>>>
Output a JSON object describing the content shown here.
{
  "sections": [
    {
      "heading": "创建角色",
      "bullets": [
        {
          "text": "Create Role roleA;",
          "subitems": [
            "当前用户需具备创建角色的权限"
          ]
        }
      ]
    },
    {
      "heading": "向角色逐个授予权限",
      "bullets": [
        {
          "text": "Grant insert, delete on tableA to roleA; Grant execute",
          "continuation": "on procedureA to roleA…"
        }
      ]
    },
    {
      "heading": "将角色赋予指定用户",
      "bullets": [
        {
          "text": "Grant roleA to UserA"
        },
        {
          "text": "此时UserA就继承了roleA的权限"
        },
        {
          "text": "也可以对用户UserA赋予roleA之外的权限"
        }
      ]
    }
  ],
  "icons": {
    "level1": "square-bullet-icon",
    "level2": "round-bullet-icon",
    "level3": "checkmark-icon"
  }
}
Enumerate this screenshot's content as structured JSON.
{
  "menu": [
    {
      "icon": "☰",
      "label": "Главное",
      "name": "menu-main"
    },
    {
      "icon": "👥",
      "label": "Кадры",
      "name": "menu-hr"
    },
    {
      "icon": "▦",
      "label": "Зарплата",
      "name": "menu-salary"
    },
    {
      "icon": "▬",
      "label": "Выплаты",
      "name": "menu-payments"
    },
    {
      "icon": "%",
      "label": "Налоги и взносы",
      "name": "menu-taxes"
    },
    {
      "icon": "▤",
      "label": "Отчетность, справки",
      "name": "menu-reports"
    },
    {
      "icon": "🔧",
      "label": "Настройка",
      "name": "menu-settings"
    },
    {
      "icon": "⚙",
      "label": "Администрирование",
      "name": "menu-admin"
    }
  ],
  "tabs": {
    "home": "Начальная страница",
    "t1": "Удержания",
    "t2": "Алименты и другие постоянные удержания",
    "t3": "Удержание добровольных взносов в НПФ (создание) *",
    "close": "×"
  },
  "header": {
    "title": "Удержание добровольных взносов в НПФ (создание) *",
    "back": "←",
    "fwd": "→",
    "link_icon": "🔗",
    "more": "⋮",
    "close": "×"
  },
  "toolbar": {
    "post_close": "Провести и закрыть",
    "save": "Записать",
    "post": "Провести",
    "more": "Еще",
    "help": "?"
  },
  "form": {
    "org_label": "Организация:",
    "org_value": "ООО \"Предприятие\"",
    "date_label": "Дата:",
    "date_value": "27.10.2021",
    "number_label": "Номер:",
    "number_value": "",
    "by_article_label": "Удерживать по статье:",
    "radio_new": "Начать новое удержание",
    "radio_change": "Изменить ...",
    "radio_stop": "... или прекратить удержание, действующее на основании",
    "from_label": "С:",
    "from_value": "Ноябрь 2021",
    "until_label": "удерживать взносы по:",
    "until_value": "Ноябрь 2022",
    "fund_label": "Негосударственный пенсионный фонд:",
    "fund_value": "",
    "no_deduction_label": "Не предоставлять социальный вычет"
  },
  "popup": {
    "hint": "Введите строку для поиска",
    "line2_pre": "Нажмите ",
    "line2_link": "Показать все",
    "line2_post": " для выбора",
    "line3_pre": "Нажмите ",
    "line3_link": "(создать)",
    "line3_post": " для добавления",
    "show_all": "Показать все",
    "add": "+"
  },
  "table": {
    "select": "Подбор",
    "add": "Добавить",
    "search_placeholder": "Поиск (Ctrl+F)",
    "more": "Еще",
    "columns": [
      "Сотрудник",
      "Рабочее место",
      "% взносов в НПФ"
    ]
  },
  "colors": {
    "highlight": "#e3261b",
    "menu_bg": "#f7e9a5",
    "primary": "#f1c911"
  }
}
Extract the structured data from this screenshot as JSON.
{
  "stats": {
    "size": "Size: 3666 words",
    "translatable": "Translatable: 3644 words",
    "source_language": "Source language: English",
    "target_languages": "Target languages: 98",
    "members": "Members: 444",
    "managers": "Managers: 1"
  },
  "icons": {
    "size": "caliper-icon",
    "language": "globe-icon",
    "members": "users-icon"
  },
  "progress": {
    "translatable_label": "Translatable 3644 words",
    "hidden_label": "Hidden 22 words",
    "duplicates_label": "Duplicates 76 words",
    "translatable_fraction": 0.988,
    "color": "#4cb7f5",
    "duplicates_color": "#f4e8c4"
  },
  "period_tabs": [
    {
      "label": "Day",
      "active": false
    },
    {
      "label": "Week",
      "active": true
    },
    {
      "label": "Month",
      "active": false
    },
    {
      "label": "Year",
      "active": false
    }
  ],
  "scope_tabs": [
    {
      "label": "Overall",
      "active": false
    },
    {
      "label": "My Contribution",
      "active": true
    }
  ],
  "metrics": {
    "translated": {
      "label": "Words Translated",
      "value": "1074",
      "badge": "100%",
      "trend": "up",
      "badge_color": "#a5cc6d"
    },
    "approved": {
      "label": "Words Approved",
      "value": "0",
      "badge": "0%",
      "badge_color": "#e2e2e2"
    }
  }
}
<<<
◆ **Aim of the exercise**: Provide only the number of lines in the records containing the string "создание".

◆ **Expected answer**: 2